== RECORDS TO USE ==

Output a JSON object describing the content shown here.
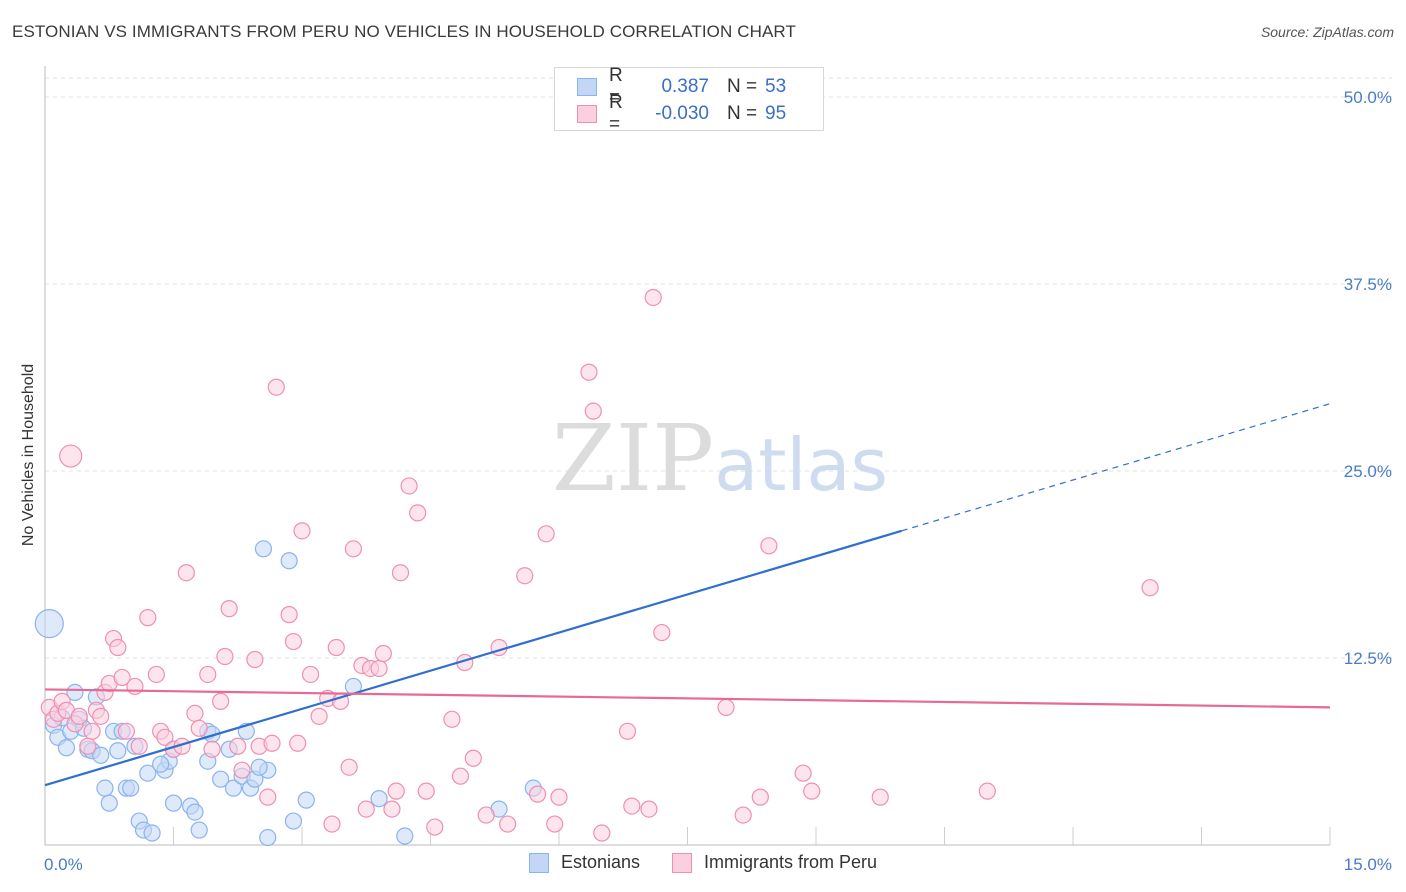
{
  "title": "ESTONIAN VS IMMIGRANTS FROM PERU NO VEHICLES IN HOUSEHOLD CORRELATION CHART",
  "source": "Source: ZipAtlas.com",
  "watermark": "ZIPatlas",
  "legend": {
    "rows": [
      {
        "r_label": "R =",
        "r_value": "0.387",
        "n_label": "N =",
        "n_value": "53",
        "color": "#8ab4ee",
        "fill": "#c3d7f5"
      },
      {
        "r_label": "R =",
        "r_value": "-0.030",
        "n_label": "N =",
        "n_value": "95",
        "color": "#f08fb0",
        "fill": "#fbd0de"
      }
    ]
  },
  "bottom_legend": [
    {
      "label": "Estonians",
      "color": "#8ab4ee",
      "fill": "#c3d7f5"
    },
    {
      "label": "Immigrants from Peru",
      "color": "#f08fb0",
      "fill": "#fbd0de"
    }
  ],
  "chart_data": {
    "type": "scatter",
    "title": "ESTONIAN VS IMMIGRANTS FROM PERU NO VEHICLES IN HOUSEHOLD CORRELATION CHART",
    "xlabel": "",
    "ylabel": "No Vehicles in Household",
    "xlim": [
      0,
      15
    ],
    "ylim": [
      0,
      50
    ],
    "x_ticks": [
      "0.0%",
      "15.0%"
    ],
    "y_ticks": [
      {
        "value": 12.5,
        "label": "12.5%"
      },
      {
        "value": 25.0,
        "label": "25.0%"
      },
      {
        "value": 37.5,
        "label": "37.5%"
      },
      {
        "value": 50.0,
        "label": "50.0%"
      }
    ],
    "grid": true,
    "series": [
      {
        "name": "Estonians",
        "color": "#8ab4ee",
        "fill": "#c3d7f5",
        "line_color": "#2f6fd0",
        "trend": {
          "x0": 0.0,
          "y0": 4.0,
          "x1": 15.0,
          "y1": 29.5,
          "solid_until": 10.0
        },
        "points": [
          [
            0.05,
            14.8,
            14
          ],
          [
            0.1,
            8.0,
            8
          ],
          [
            0.15,
            7.2,
            8
          ],
          [
            0.2,
            8.5,
            8
          ],
          [
            0.25,
            6.5,
            8
          ],
          [
            0.3,
            7.6,
            8
          ],
          [
            0.35,
            10.2,
            8
          ],
          [
            0.4,
            8.4,
            8
          ],
          [
            0.45,
            7.8,
            8
          ],
          [
            0.5,
            6.4,
            8
          ],
          [
            0.55,
            6.3,
            8
          ],
          [
            0.6,
            9.9,
            8
          ],
          [
            0.65,
            6.0,
            8
          ],
          [
            0.7,
            3.8,
            8
          ],
          [
            0.75,
            2.8,
            8
          ],
          [
            0.8,
            7.6,
            8
          ],
          [
            0.85,
            6.3,
            8
          ],
          [
            0.9,
            7.6,
            8
          ],
          [
            0.95,
            3.8,
            8
          ],
          [
            1.0,
            3.8,
            8
          ],
          [
            1.05,
            6.6,
            8
          ],
          [
            1.1,
            1.6,
            8
          ],
          [
            1.15,
            1.0,
            8
          ],
          [
            1.2,
            4.8,
            8
          ],
          [
            1.25,
            0.8,
            8
          ],
          [
            1.4,
            5.0,
            8
          ],
          [
            1.45,
            5.6,
            8
          ],
          [
            1.5,
            2.8,
            8
          ],
          [
            1.5,
            6.4,
            8
          ],
          [
            1.35,
            5.4,
            8
          ],
          [
            1.7,
            2.6,
            8
          ],
          [
            1.75,
            2.2,
            8
          ],
          [
            1.8,
            1.0,
            8
          ],
          [
            1.9,
            5.6,
            8
          ],
          [
            1.9,
            7.6,
            8
          ],
          [
            1.95,
            7.4,
            8
          ],
          [
            2.05,
            4.4,
            8
          ],
          [
            2.15,
            6.4,
            8
          ],
          [
            2.2,
            3.8,
            8
          ],
          [
            2.3,
            4.6,
            8
          ],
          [
            2.35,
            7.6,
            8
          ],
          [
            2.4,
            3.8,
            8
          ],
          [
            2.45,
            4.4,
            8
          ],
          [
            2.6,
            5.0,
            8
          ],
          [
            2.5,
            5.2,
            8
          ],
          [
            2.6,
            0.5,
            8
          ],
          [
            2.9,
            1.6,
            8
          ],
          [
            2.85,
            19.0,
            8
          ],
          [
            2.55,
            19.8,
            8
          ],
          [
            3.05,
            3.0,
            8
          ],
          [
            3.6,
            10.6,
            8
          ],
          [
            3.9,
            3.1,
            8
          ],
          [
            4.2,
            0.6,
            8
          ],
          [
            5.3,
            2.4,
            8
          ],
          [
            5.7,
            3.8,
            8
          ]
        ]
      },
      {
        "name": "Immigrants from Peru",
        "color": "#f08fb0",
        "fill": "#fbd0de",
        "line_color": "#e66a95",
        "trend": {
          "x0": 0.0,
          "y0": 10.4,
          "x1": 15.0,
          "y1": 9.2,
          "solid_until": 15.0
        },
        "points": [
          [
            0.05,
            9.2,
            8
          ],
          [
            0.1,
            8.4,
            8
          ],
          [
            0.15,
            8.8,
            8
          ],
          [
            0.2,
            9.6,
            8
          ],
          [
            0.25,
            9.0,
            8
          ],
          [
            0.3,
            26.0,
            11
          ],
          [
            0.35,
            8.1,
            8
          ],
          [
            0.4,
            8.6,
            8
          ],
          [
            0.5,
            6.6,
            8
          ],
          [
            0.55,
            7.6,
            8
          ],
          [
            0.6,
            9.0,
            8
          ],
          [
            0.65,
            8.6,
            8
          ],
          [
            0.7,
            10.2,
            8
          ],
          [
            0.75,
            10.8,
            8
          ],
          [
            0.8,
            13.8,
            8
          ],
          [
            0.85,
            13.2,
            8
          ],
          [
            0.9,
            11.2,
            8
          ],
          [
            0.95,
            7.6,
            8
          ],
          [
            1.05,
            10.6,
            8
          ],
          [
            1.1,
            6.6,
            8
          ],
          [
            1.2,
            15.2,
            8
          ],
          [
            1.3,
            11.4,
            8
          ],
          [
            1.35,
            7.6,
            8
          ],
          [
            1.4,
            7.2,
            8
          ],
          [
            1.5,
            6.4,
            8
          ],
          [
            1.6,
            6.6,
            8
          ],
          [
            1.65,
            18.2,
            8
          ],
          [
            1.75,
            8.8,
            8
          ],
          [
            1.8,
            7.8,
            8
          ],
          [
            1.9,
            11.4,
            8
          ],
          [
            1.95,
            6.4,
            8
          ],
          [
            2.05,
            9.6,
            8
          ],
          [
            2.1,
            12.6,
            8
          ],
          [
            2.15,
            15.8,
            8
          ],
          [
            2.25,
            6.6,
            8
          ],
          [
            2.3,
            5.0,
            8
          ],
          [
            2.45,
            12.4,
            8
          ],
          [
            2.5,
            6.6,
            8
          ],
          [
            2.6,
            3.2,
            8
          ],
          [
            2.65,
            6.8,
            8
          ],
          [
            2.7,
            30.6,
            8
          ],
          [
            2.85,
            15.4,
            8
          ],
          [
            2.9,
            13.6,
            8
          ],
          [
            2.95,
            6.8,
            8
          ],
          [
            3.0,
            21.0,
            8
          ],
          [
            3.1,
            11.4,
            8
          ],
          [
            3.2,
            8.6,
            8
          ],
          [
            3.3,
            9.8,
            8
          ],
          [
            3.35,
            1.4,
            8
          ],
          [
            3.4,
            13.2,
            8
          ],
          [
            3.45,
            9.6,
            8
          ],
          [
            3.55,
            5.2,
            8
          ],
          [
            3.6,
            19.8,
            8
          ],
          [
            3.7,
            12.0,
            8
          ],
          [
            3.75,
            2.4,
            8
          ],
          [
            3.8,
            11.8,
            8
          ],
          [
            3.9,
            11.8,
            8
          ],
          [
            3.95,
            12.8,
            8
          ],
          [
            4.05,
            2.4,
            8
          ],
          [
            4.1,
            3.6,
            8
          ],
          [
            4.15,
            18.2,
            8
          ],
          [
            4.25,
            24.0,
            8
          ],
          [
            4.35,
            22.2,
            8
          ],
          [
            4.45,
            3.6,
            8
          ],
          [
            4.55,
            1.2,
            8
          ],
          [
            4.75,
            8.4,
            8
          ],
          [
            4.85,
            4.6,
            8
          ],
          [
            4.9,
            12.2,
            8
          ],
          [
            5.0,
            5.8,
            8
          ],
          [
            5.15,
            2.0,
            8
          ],
          [
            5.3,
            13.2,
            8
          ],
          [
            5.4,
            1.4,
            8
          ],
          [
            5.6,
            18.0,
            8
          ],
          [
            5.75,
            3.4,
            8
          ],
          [
            5.85,
            20.8,
            8
          ],
          [
            5.95,
            1.4,
            8
          ],
          [
            6.0,
            3.2,
            8
          ],
          [
            6.35,
            31.6,
            8
          ],
          [
            6.4,
            29.0,
            8
          ],
          [
            6.5,
            0.8,
            8
          ],
          [
            6.8,
            7.6,
            8
          ],
          [
            6.85,
            2.6,
            8
          ],
          [
            7.05,
            2.4,
            8
          ],
          [
            7.1,
            36.6,
            8
          ],
          [
            7.2,
            14.2,
            8
          ],
          [
            7.95,
            9.2,
            8
          ],
          [
            8.15,
            2.0,
            8
          ],
          [
            8.35,
            3.2,
            8
          ],
          [
            8.45,
            20.0,
            8
          ],
          [
            8.85,
            4.8,
            8
          ],
          [
            8.95,
            3.6,
            8
          ],
          [
            9.75,
            3.2,
            8
          ],
          [
            11.0,
            3.6,
            8
          ],
          [
            12.9,
            17.2,
            8
          ]
        ]
      }
    ]
  }
}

===

Collect from the data above every line that includes "title".

> [REPLY TO THE EXERCISE]
  "title": "ESTONIAN VS IMMIGRANTS FROM PERU NO VEHICLES IN HOUSEHOLD CORRELATION CHART",
    "title": "ESTONIAN VS IMMIGRANTS FROM PERU NO VEHICLES IN HOUSEHOLD CORRELATION CHART",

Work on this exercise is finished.